◆ YOUR OBJECTIVE:
Write out the listing beneath this instruction in its entirety, exactly as it reads.

━━━━━ INPUT FOR THIS TASK ━━━━━

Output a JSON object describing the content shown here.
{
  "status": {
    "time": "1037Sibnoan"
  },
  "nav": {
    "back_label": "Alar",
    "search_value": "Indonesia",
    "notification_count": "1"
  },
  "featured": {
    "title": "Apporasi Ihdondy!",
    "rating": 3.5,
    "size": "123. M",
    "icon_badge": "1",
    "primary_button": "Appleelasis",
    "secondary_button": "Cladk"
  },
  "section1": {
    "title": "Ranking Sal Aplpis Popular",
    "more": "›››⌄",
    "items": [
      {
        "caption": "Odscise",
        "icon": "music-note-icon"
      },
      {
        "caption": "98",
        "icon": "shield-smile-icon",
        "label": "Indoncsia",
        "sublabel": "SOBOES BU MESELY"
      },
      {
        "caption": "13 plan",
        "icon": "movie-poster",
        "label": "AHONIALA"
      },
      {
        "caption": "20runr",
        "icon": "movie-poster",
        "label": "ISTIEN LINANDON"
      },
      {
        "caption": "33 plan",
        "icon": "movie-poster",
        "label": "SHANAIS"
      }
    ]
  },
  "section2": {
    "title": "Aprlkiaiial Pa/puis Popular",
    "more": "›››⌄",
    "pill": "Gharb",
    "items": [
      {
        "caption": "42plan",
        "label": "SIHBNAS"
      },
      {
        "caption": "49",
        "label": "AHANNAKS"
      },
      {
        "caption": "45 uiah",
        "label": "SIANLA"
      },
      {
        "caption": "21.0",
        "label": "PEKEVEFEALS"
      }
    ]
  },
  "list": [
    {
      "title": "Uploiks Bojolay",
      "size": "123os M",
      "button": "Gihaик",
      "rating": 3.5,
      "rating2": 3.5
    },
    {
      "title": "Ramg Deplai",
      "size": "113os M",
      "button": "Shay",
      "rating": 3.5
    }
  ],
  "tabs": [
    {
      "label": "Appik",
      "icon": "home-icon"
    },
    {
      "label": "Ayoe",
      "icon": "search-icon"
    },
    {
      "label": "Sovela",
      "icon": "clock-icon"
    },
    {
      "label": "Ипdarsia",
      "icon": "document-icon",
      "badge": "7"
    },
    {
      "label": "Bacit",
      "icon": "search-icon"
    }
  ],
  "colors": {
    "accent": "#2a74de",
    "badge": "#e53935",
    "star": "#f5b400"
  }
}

━━━━━

◆ OUTPUT BELOW:
Output a JSON object describing the content shown here.
{
  "status": {
    "time": "1037Sibnoan"
  },
  "nav": {
    "back_label": "Alar",
    "search_value": "Indonesia",
    "notification_count": "1"
  },
  "featured": {
    "title": "Apporasi Ihdondy!",
    "rating": 3.5,
    "size": "123. M",
    "icon_badge": "1",
    "primary_button": "Appleelasis",
    "secondary_button": "Cladk"
  },
  "section1": {
    "title": "Ranking Sal Aplpis Popular",
    "more": "›››⌄",
    "items": [
      {
        "caption": "Odscise",
        "icon": "music-note-icon"
      },
      {
        "caption": "98",
        "icon": "shield-smile-icon",
        "label": "Indoncsia",
        "sublabel": "SOBOES BU MESELY"
      },
      {
        "caption": "13 plan",
        "icon": "movie-poster",
        "label": "AHONIALA"
      },
      {
        "caption": "20runr",
        "icon": "movie-poster",
        "label": "ISTIEN LINANDON"
      },
      {
        "caption": "33 plan",
        "icon": "movie-poster",
        "label": "SHANAIS"
      }
    ]
  },
  "section2": {
    "title": "Aprlkiaiial Pa/puis Popular",
    "more": "›››⌄",
    "pill": "Gharb",
    "items": [
      {
        "caption": "42plan",
        "label": "SIHBNAS"
      },
      {
        "caption": "49",
        "label": "AHANNAKS"
      },
      {
        "caption": "45 uiah",
        "label": "SIANLA"
      },
      {
        "caption": "21.0",
        "label": "PEKEVEFEALS"
      }
    ]
  },
  "list": [
    {
      "title": "Uploiks Bojolay",
      "size": "123os M",
      "button": "Gihaик",
      "rating": 3.5,
      "rating2": 3.5
    },
    {
      "title": "Ramg Deplai",
      "size": "113os M",
      "button": "Shay",
      "rating": 3.5
    }
  ],
  "tabs": [
    {
      "label": "Appik",
      "icon": "home-icon"
    },
    {
      "label": "Ayoe",
      "icon": "search-icon"
    },
    {
      "label": "Sovela",
      "icon": "clock-icon"
    },
    {
      "label": "Ипdarsia",
      "icon": "document-icon",
      "badge": "7"
    },
    {
      "label": "Bacit",
      "icon": "search-icon"
    }
  ],
  "colors": {
    "accent": "#2a74de",
    "badge": "#e53935",
    "star": "#f5b400"
  }
}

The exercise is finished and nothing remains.